=== What to do ===
Reproduce every line of the records below word for word, but leave the pictures out of your answer.

[Annotated listings of elements]
-*-
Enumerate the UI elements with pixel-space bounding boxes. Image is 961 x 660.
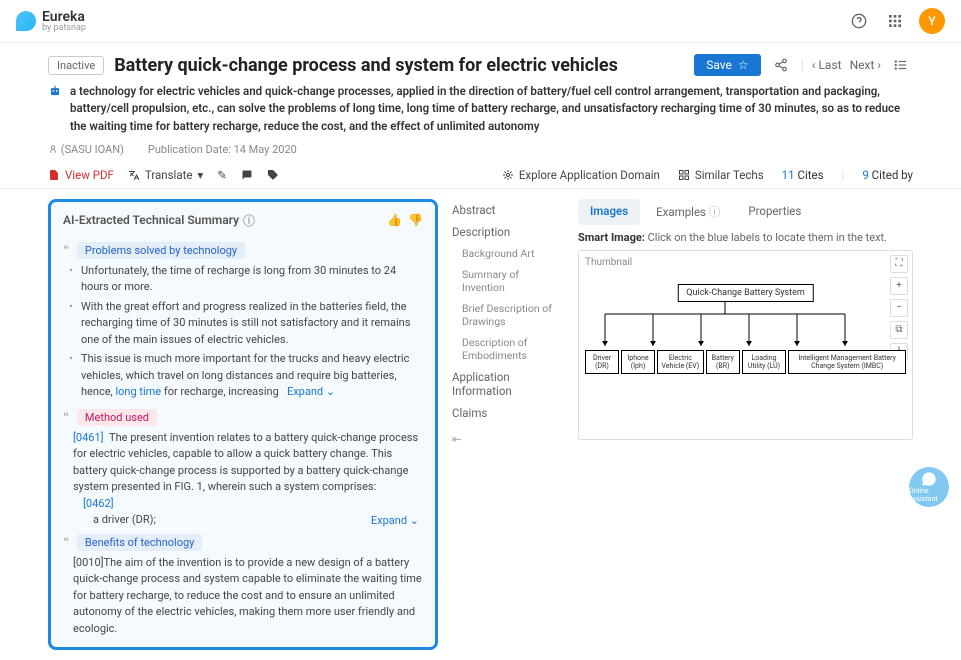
document-nav: Abstract Description Background Art Summ… [452,199,564,651]
collapse-nav-icon[interactable]: ⇤ [452,432,564,446]
diagram-node: Electric Vehicle (EV) [657,350,704,374]
smart-image-hint: Smart Image: Click on the blue labels to… [578,231,913,244]
share-icon[interactable] [769,53,793,77]
app-logo[interactable]: Eureka by patsnap [16,9,86,33]
list-icon[interactable] [889,53,913,77]
logo-subtitle: by patsnap [42,23,86,33]
citedby-count[interactable]: 9 Cited by [862,168,913,182]
nav-claims[interactable]: Claims [452,402,564,424]
nav-brief[interactable]: Brief Description of Drawings [452,298,564,332]
info-icon[interactable]: ⓘ [243,212,255,229]
method-item: a driver (DR); [63,512,156,529]
prev-button[interactable]: ‹Last [812,58,842,72]
similar-techs-button[interactable]: Similar Techs [678,168,764,182]
diagram-node: Loading Utility (LU) [742,350,786,374]
tab-properties[interactable]: Properties [736,199,813,225]
tag-icon[interactable] [267,169,279,181]
expand-link[interactable]: Expand ⌄ [371,514,423,527]
status-badge: Inactive [48,56,104,75]
problem-item: Unfortunately, the time of recharge is l… [73,263,423,296]
star-icon: ☆ [738,58,749,72]
page-description: a technology for electric vehicles and q… [70,83,913,135]
explore-domain-button[interactable]: Explore Application Domain [502,168,660,182]
expand-link[interactable]: Expand [287,385,323,398]
nav-embodiments[interactable]: Description of Embodiments [452,332,564,366]
diagram-node: Battery (BR) [706,350,740,374]
save-button[interactable]: Save ☆ [694,54,760,76]
nav-abstract[interactable]: Abstract [452,199,564,221]
translate-button[interactable]: Translate ▾ [128,168,203,182]
patent-diagram[interactable]: Quick-Change Battery System Driver (DR) … [585,284,906,434]
thumbnail-panel: Thumbnail ⛶ + − ⧉ ⭳ [578,250,913,440]
problem-item: This issue is much more important for th… [73,351,423,401]
thumbs-up-icon[interactable]: 👍 [387,213,402,227]
problems-label: Problems solved by technology [77,242,245,259]
help-icon[interactable] [847,9,871,33]
nav-summary[interactable]: Summary of Invention [452,264,564,298]
benefits-text: [0010]The aim of the invention is to pro… [63,555,423,638]
view-pdf-button[interactable]: View PDF [48,168,114,182]
nav-application[interactable]: Application Information [452,366,564,402]
comment-icon[interactable] [241,169,253,181]
summary-header: AI-Extracted Technical Summary [63,213,239,227]
thumbs-down-icon[interactable]: 👎 [408,213,423,227]
ai-summary-panel: AI-Extracted Technical Summary ⓘ 👍 👎 ❝Pr… [48,199,438,651]
next-button[interactable]: Next› [850,58,881,72]
diagram-node: Driver (DR) [585,350,619,374]
highlight-icon[interactable]: ✎ [217,168,227,182]
benefits-label: Benefits of technology [77,534,202,551]
assignee: (SASU IOAN) [48,143,124,156]
method-label: Method used [77,409,157,426]
user-avatar[interactable]: Y [919,8,945,34]
diagram-node: Intelligent Management Battery Change Sy… [788,350,906,374]
publication-date: Publication Date: 14 May 2020 [148,143,297,156]
nav-description[interactable]: Description [452,221,564,243]
logo-mark [16,11,36,31]
robot-icon [48,84,62,102]
apps-icon[interactable] [883,9,907,33]
fullscreen-icon[interactable]: ⛶ [890,255,908,273]
nav-background[interactable]: Background Art [452,243,564,264]
page-title: Battery quick-change process and system … [114,55,618,76]
tab-images[interactable]: Images [578,199,640,225]
diagram-node: Iphone (Iph) [621,350,655,374]
online-assistant-button[interactable]: Online assistant [909,467,949,507]
problem-item: With the great effort and progress reali… [73,299,423,349]
cites-count[interactable]: 11 Cites [782,168,824,182]
tab-examples[interactable]: Examples ⓘ [644,199,732,225]
diagram-root: Quick-Change Battery System [677,284,813,302]
method-text: [0461] The present invention relates to … [63,430,423,496]
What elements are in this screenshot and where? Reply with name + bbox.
-*-
=== Complete response ===
Enumerate the UI elements with pixel-space bounding boxes. Image is 961 x 660.
document-nav: Abstract Description Background Art Summ… [452,199,564,651]
collapse-nav-icon[interactable]: ⇤ [452,432,564,446]
diagram-node: Electric Vehicle (EV) [657,350,704,374]
smart-image-hint: Smart Image: Click on the blue labels to… [578,231,913,244]
share-icon[interactable] [769,53,793,77]
app-logo[interactable]: Eureka by patsnap [16,9,86,33]
list-icon[interactable] [889,53,913,77]
logo-subtitle: by patsnap [42,23,86,33]
citedby-count[interactable]: 9 Cited by [862,168,913,182]
nav-claims[interactable]: Claims [452,402,564,424]
nav-brief[interactable]: Brief Description of Drawings [452,298,564,332]
info-icon[interactable]: ⓘ [243,212,255,229]
method-item: a driver (DR); [63,512,156,529]
prev-button[interactable]: ‹Last [812,58,842,72]
similar-techs-button[interactable]: Similar Techs [678,168,764,182]
diagram-node: Loading Utility (LU) [742,350,786,374]
tab-properties[interactable]: Properties [736,199,813,225]
tag-icon[interactable] [267,169,279,181]
expand-link[interactable]: Expand ⌄ [371,514,423,527]
status-badge: Inactive [48,56,104,75]
problem-item: Unfortunately, the time of recharge is l… [73,263,423,296]
star-icon: ☆ [738,58,749,72]
page-description: a technology for electric vehicles and q… [70,83,913,135]
explore-domain-button[interactable]: Explore Application Domain [502,168,660,182]
expand-link[interactable]: Expand [287,385,323,398]
nav-embodiments[interactable]: Description of Embodiments [452,332,564,366]
diagram-node: Battery (BR) [706,350,740,374]
save-button[interactable]: Save ☆ [694,54,760,76]
nav-abstract[interactable]: Abstract [452,199,564,221]
translate-button[interactable]: Translate ▾ [128,168,203,182]
patent-diagram[interactable]: Quick-Change Battery System Driver (DR) … [585,284,906,434]
thumbnail-panel: Thumbnail ⛶ + − ⧉ ⭳ [578,250,913,440]
problem-item: This issue is much more important for th… [73,351,423,401]
thumbs-up-icon[interactable]: 👍 [387,213,402,227]
problems-label: Problems solved by technology [77,242,245,259]
help-icon[interactable] [847,9,871,33]
nav-summary[interactable]: Summary of Invention [452,264,564,298]
benefits-text: [0010]The aim of the invention is to pro… [63,555,423,638]
view-pdf-button[interactable]: View PDF [48,168,114,182]
nav-application[interactable]: Application Information [452,366,564,402]
comment-icon[interactable] [241,169,253,181]
summary-header: AI-Extracted Technical Summary [63,213,239,227]
thumbs-down-icon[interactable]: 👎 [408,213,423,227]
ai-summary-panel: AI-Extracted Technical Summary ⓘ 👍 👎 ❝Pr… [48,199,438,651]
next-button[interactable]: Next› [850,58,881,72]
diagram-node: Driver (DR) [585,350,619,374]
highlight-icon[interactable]: ✎ [217,168,227,182]
benefits-label: Benefits of technology [77,534,202,551]
assignee: (SASU IOAN) [48,143,124,156]
method-label: Method used [77,409,157,426]
user-avatar[interactable]: Y [919,8,945,34]
diagram-node: Intelligent Management Battery Change Sy… [788,350,906,374]
publication-date: Publication Date: 14 May 2020 [148,143,297,156]
nav-description[interactable]: Description [452,221,564,243]
logo-mark [16,11,36,31]
robot-icon [48,84,62,102]
apps-icon[interactable] [883,9,907,33]
fullscreen-icon[interactable]: ⛶ [890,255,908,273]
nav-background[interactable]: Background Art [452,243,564,264]
page-title: Battery quick-change process and system … [114,55,618,76]
tab-images[interactable]: Images [578,199,640,225]
diagram-node: Iphone (Iph) [621,350,655,374]
online-assistant-button[interactable]: Online assistant [909,467,949,507]
problem-item: With the great effort and progress reali… [73,299,423,349]
cites-count[interactable]: 11 Cites [782,168,824,182]
tab-examples[interactable]: Examples ⓘ [644,199,732,225]
diagram-root: Quick-Change Battery System [677,284,813,302]
method-text: [0461] The present invention relates to … [63,430,423,496]
What elements are in this screenshot and where? Reply with name + bbox.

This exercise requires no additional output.